Texto fornecido ->

____

OS PONTOS DE VISTA AQUI EXPRESSOS SÃO OPINIÕES DA DELEGAÇÃO NACIONAL E NEM SEMPRE REFLECTEM AS POSIÇÕES DO GRUPO PARLAMENTAR DO PPE

Cláudia Monteiro de Aguiar promoveu ontem uma reunião, em Bruxelas, com representantes da Indústria Marítima, com o intuito de traçar os objectivos e prioridades do sector na programação do próximo quadro financeiro plurianual pós-2020.

O encontro, que reuniu vários deputados do Parlamento Europeu de diversas nacionalidades e forças políticas, todos com papel ativo e responsabilidades parlamentares no domínio dos Assuntos Marítimos, contou ainda com a presença do coordenador das Auto-Estradas do Mar, Brian Simpson, e de representantes da Comissão Europeia e da Agência Europeia para a Inovação nos Transportes. Do lado da Indústria participaram com intervenções diretas o grupo Wartsila, a Stena Lines, a Grimaldi/Alis, a E.T.E., a Transinsular, os construtores Armon, bem como os Portos de Barcelona, Marselha e Valência. A Academia fez-se também representar com a participação do Centro Internacional de Investigação CIMNE, bem como a Business School de Copenhaga.

____

Instruções das tarefas ->
- A) Traduza para o inglês esta frase do texto sobre a reunião com a Indústria Marítima: "A Academia fez-se também representar com a participação do Centro Internacional de Investigação CIMNE, bem como a Business School de Copenhaga."
- B) Segundo o texto sobre a reunião com a Indústria Marítima, quem é o coordenador das Auto-Estradas do Mar?
- C) Dê seguimento ao texto sobre a reunião com a Indústria Marítima, começando depois da última frase apresentada.

____

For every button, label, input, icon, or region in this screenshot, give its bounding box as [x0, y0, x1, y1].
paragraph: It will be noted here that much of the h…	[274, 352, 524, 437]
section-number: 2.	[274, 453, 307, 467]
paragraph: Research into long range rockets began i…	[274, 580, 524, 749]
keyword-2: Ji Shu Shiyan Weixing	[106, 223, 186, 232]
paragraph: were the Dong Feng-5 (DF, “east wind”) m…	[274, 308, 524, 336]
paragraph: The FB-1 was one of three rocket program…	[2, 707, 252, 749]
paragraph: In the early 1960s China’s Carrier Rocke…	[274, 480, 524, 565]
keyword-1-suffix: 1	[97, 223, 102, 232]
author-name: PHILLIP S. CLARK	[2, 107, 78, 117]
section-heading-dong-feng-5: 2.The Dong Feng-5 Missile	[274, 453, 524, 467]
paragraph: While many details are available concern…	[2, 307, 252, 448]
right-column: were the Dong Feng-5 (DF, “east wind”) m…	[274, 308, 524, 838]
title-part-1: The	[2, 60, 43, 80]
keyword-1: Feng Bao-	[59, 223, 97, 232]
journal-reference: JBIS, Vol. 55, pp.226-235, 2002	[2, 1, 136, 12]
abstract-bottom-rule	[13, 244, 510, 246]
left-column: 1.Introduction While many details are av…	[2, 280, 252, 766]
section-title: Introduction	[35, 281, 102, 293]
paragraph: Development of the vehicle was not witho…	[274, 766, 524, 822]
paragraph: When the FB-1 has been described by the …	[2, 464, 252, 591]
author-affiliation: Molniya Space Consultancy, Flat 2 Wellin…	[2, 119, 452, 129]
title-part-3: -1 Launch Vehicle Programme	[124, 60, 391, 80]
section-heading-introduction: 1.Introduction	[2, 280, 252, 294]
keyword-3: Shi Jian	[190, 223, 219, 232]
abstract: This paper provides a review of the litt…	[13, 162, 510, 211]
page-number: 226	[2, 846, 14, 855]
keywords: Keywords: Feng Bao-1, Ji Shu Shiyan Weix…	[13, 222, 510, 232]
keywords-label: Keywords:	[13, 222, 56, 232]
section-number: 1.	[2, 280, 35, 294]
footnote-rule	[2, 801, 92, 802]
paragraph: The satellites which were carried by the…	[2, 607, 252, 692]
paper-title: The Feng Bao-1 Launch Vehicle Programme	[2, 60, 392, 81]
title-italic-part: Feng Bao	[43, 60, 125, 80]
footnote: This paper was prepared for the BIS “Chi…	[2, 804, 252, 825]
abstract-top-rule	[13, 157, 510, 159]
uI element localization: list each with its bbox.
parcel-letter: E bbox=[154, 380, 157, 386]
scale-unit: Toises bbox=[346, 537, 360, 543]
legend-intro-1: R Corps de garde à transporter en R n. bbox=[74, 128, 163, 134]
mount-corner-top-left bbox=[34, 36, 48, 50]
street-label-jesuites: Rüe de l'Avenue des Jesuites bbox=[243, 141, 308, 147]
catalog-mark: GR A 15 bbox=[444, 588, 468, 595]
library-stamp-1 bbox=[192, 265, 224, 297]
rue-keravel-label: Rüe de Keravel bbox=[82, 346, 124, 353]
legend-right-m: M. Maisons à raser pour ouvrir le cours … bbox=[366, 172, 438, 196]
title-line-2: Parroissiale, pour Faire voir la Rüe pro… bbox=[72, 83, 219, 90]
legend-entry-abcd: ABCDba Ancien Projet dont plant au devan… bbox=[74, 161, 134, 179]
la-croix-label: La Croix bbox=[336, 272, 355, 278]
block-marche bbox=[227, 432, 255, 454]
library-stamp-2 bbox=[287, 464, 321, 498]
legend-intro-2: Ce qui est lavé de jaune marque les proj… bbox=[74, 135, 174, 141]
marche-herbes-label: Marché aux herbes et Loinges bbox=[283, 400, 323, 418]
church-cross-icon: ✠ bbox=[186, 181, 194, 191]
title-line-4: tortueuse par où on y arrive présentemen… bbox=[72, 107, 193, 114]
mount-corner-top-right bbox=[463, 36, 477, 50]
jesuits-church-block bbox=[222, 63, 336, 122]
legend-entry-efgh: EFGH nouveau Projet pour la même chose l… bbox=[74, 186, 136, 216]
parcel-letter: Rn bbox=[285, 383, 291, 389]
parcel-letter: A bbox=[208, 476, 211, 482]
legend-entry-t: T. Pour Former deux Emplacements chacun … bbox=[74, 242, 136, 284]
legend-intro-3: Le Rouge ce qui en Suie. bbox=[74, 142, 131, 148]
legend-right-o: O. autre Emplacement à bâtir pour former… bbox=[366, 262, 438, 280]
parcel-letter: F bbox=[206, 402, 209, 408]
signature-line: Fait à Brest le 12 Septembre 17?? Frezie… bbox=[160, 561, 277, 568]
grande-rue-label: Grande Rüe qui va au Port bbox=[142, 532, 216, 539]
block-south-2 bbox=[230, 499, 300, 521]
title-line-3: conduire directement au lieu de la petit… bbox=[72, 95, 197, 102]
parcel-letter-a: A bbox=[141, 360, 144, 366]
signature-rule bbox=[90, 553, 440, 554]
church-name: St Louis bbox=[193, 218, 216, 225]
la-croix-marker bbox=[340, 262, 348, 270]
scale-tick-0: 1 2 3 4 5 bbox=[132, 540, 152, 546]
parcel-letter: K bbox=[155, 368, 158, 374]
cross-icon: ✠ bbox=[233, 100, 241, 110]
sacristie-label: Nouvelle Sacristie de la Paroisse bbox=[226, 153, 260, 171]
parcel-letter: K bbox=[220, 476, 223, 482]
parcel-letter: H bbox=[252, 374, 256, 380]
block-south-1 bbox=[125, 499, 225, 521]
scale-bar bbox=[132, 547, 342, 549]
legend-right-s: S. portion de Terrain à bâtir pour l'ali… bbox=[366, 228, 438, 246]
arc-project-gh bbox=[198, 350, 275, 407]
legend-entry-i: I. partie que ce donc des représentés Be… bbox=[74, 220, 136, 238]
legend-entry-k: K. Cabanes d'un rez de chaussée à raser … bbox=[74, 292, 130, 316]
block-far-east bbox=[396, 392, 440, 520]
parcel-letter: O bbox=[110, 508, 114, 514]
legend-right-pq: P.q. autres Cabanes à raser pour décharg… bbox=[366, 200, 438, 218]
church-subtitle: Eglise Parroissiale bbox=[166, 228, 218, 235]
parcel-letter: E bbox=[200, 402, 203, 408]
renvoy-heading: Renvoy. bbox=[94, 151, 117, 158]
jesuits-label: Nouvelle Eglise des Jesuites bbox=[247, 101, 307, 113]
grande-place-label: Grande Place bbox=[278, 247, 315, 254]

____

Respostas ->
- A) Academia was also represented through the participation of the CIMNE International Research Center, as well as the Copenhagen Business School.

- B) Brian Simpson.

- C)
Segundo Cláudia Monteiro de Aguiar, este encontro permitiu “fomentar o diálogo e a cooperação entre a indústria marítima e as instituições europeias, com o objectivo de preparar as prioridades para o pós-2020 e que rubricas devem ser incluídas ou apresentadas no próximo orçamento da União.”

No decorrer da reunião, a Eurodeputada destacou três elementos que considera fundamentais para garantir a coesão e a integração das Regiões Insulares e Ultraperiféricas no Mercado Único: “aumentar o financiamento do Mecanismo Interligar a Europa (CEF) para o setor e as respectivas taxas de co-financiamento para as Regiões Insulares que não usufruem, por exemplo, de montantes como os destinados aos transportes ferroviários; é importante por outro lado flexibilizar a regras de acesso ao CEF para as Regiões Ultraperiféricas para permitir mais investimentos em infraestruturas e redução dos impactos negativos deste sector”.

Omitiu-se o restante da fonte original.